## [Problem to solve]
Repeat the records below exactly, leaving out any pictures.

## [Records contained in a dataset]

· · ·

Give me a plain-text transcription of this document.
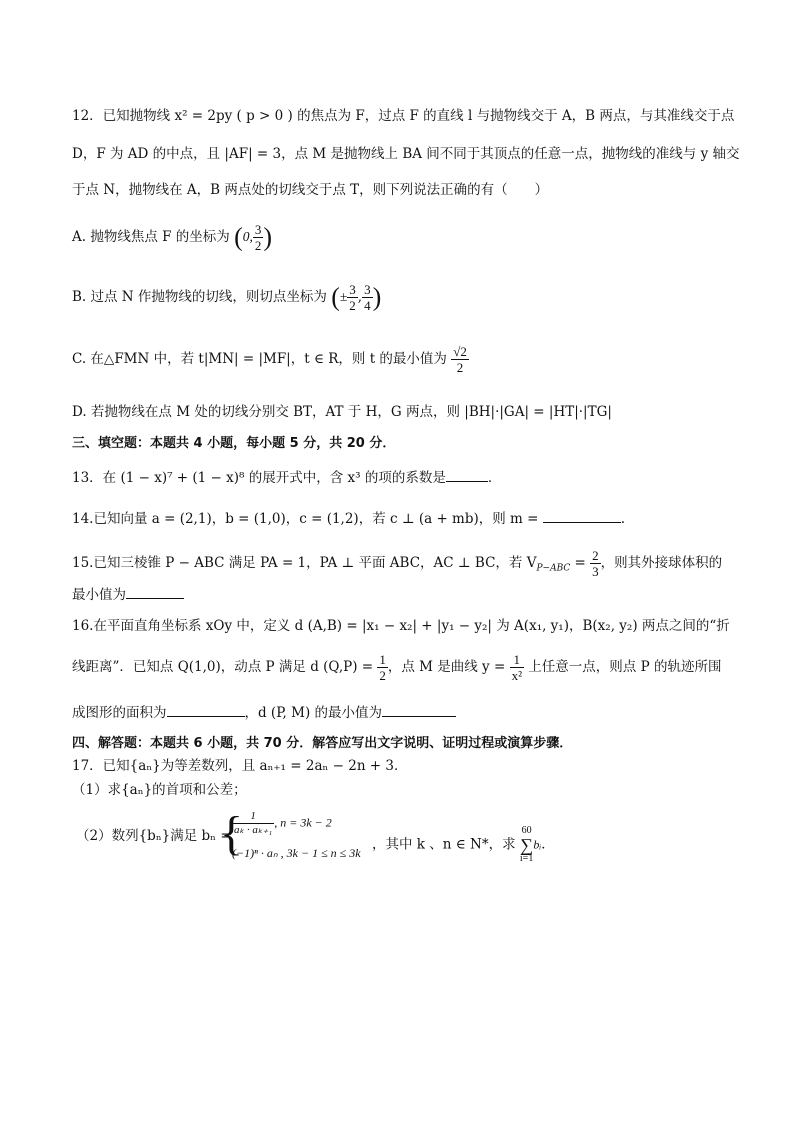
12．已知抛物线 x² = 2py ( p > 0 ) 的焦点为 F，过点 F 的直线 l 与抛物线交于 A，B 两点，与其准线交于点
D，F 为 AD 的中点，且 |AF| = 3，点 M 是抛物线上 BA 间不同于其顶点的任意一点，抛物线的准线与 y 轴交
于点 N，抛物线在 A，B 两点处的切线交于点 T，则下列说法正确的有（　　）
A. 抛物线焦点 F 的坐标为 (0, $\frac{3}{2}$ )
B. 过点 N 作抛物线的切线，则切点坐标为 (± $\frac{3}{2}$ , $\frac{3}{4}$ )
C. 在△FMN 中，若 t|MN| = |MF|，t ∈ R，则 t 的最小值为 $\frac{√2}{2}$
D. 若抛物线在点 M 处的切线分别交 BT，AT 于 H，G 两点，则 |BH|·|GA| = |HT|·|TG|
三、填空题：本题共 4 小题，每小题 5 分，共 20 分．
13．在 (1 − x)⁷ + (1 − x)⁸ 的展开式中，含 x³ 的项的系数是	．
14.已知向量 a = (2,1)，b = (1,0)，c = (1,2)，若 c ⊥ (a + mb)，则 m =	.
15.已知三棱锥 P − ABC 满足 PA = 1，PA ⊥ 平面 ABC，AC ⊥ BC，若 $V_{P-ABC} = \frac{2}{3}$ ，则其外接球体积的
最小值为
16.在平面直角坐标系 xOy 中，定义 d (A,B) = |x₁ − x₂| + |y₁ − y₂| 为 A(x₁, y₁)，B(x₂, y₂) 两点之间的“折
线距离”．已知点 Q(1,0)，动点 P 满足 d $(Q,P) = \frac{1}{2}$ ，点 M 是曲线 $y = \frac{1}{\text{x²}}$ 上任意一点，则点 P 的轨迹所围
成图形的面积为	，d (P, M) 的最小值为
四、解答题：本题共 6 小题，共 70 分．解答应写出文字说明、证明过程或演算步骤．
17．已知{aₙ}为等差数列，且 aₙ₊₁ = 2aₙ − 2n + 3．
（1）求{aₙ}的首项和公差；
（2）数列{bₙ}满足 bₙ =
{
$\frac{1}{\text{aₖ · aₖ₊₁}}$ , n = 3k − 2
(−1)ⁿ · aₙ , 3k − 1 ≤ n ≤ 3k
，其中 k 、n ∈ N*，求 60
∑
i=1bᵢ．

· · ·

## [The response]
Give me a plain-text transcription of this document.
12．已知抛物线 x² = 2py ( p > 0 ) 的焦点为 F，过点 F 的直线 l 与抛物线交于 A，B 两点，与其准线交于点
D，F 为 AD 的中点，且 |AF| = 3，点 M 是抛物线上 BA 间不同于其顶点的任意一点，抛物线的准线与 y 轴交
于点 N，抛物线在 A，B 两点处的切线交于点 T，则下列说法正确的有（　　）
A. 抛物线焦点 F 的坐标为 (0, $\frac{3}{2}$ )
B. 过点 N 作抛物线的切线，则切点坐标为 (± $\frac{3}{2}$ , $\frac{3}{4}$ )
C. 在△FMN 中，若 t|MN| = |MF|，t ∈ R，则 t 的最小值为 $\frac{√2}{2}$
D. 若抛物线在点 M 处的切线分别交 BT，AT 于 H，G 两点，则 |BH|·|GA| = |HT|·|TG|
三、填空题：本题共 4 小题，每小题 5 分，共 20 分．
13．在 (1 − x)⁷ + (1 − x)⁸ 的展开式中，含 x³ 的项的系数是	．
14.已知向量 a = (2,1)，b = (1,0)，c = (1,2)，若 c ⊥ (a + mb)，则 m =	.
15.已知三棱锥 P − ABC 满足 PA = 1，PA ⊥ 平面 ABC，AC ⊥ BC，若 $V_{P-ABC} = \frac{2}{3}$ ，则其外接球体积的
最小值为
16.在平面直角坐标系 xOy 中，定义 d (A,B) = |x₁ − x₂| + |y₁ − y₂| 为 A(x₁, y₁)，B(x₂, y₂) 两点之间的“折
线距离”．已知点 Q(1,0)，动点 P 满足 d $(Q,P) = \frac{1}{2}$ ，点 M 是曲线 $y = \frac{1}{\text{x²}}$ 上任意一点，则点 P 的轨迹所围
成图形的面积为	，d (P, M) 的最小值为
四、解答题：本题共 6 小题，共 70 分．解答应写出文字说明、证明过程或演算步骤．
17．已知{aₙ}为等差数列，且 aₙ₊₁ = 2aₙ − 2n + 3．
（1）求{aₙ}的首项和公差；
（2）数列{bₙ}满足 bₙ =
{
$\frac{1}{\text{aₖ · aₖ₊₁}}$ , n = 3k − 2
(−1)ⁿ · aₙ , 3k − 1 ≤ n ≤ 3k
，其中 k 、n ∈ N*，求 60
∑
i=1bᵢ．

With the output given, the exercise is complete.